Data entries:

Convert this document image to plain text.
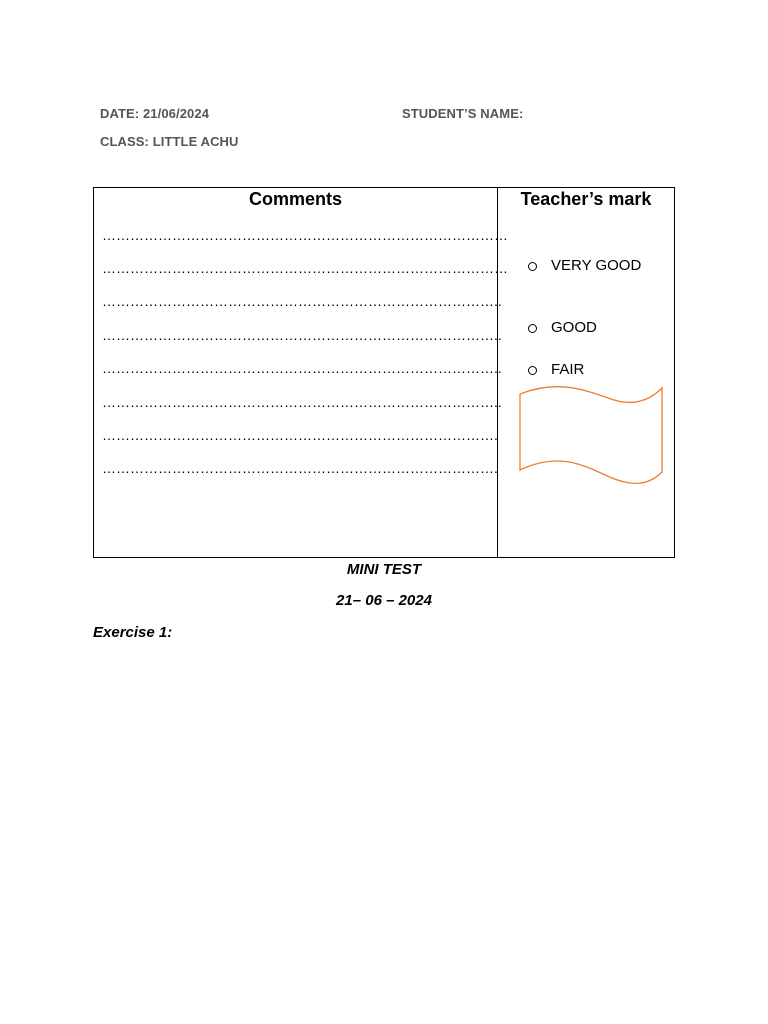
DATE: 21/06/2024	STUDENT’S NAME:
CLASS: LITTLE ACHU
Comments	Teacher’s mark
……………………………………………………………………………
……………………………………………………………………………
…………………………………………………………………………..
…………………………………………………………………………..
…………………………………………………………………………..
…………………………………………………………………………..
………………………………………………………………………….
………………………………………………………………………….
VERY GOOD
GOOD
FAIR
MINI TEST
21– 06 – 2024
Exercise 1:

Prompt:
Copy the listing over exactly, skipping the pictures it holds.

The solution:
Convert this document image to plain text.
DATE: 21/06/2024	STUDENT’S NAME:
CLASS: LITTLE ACHU
Comments	Teacher’s mark
……………………………………………………………………………
……………………………………………………………………………
…………………………………………………………………………..
…………………………………………………………………………..
…………………………………………………………………………..
…………………………………………………………………………..
………………………………………………………………………….
………………………………………………………………………….
VERY GOOD
GOOD
FAIR
MINI TEST
21– 06 – 2024
Exercise 1:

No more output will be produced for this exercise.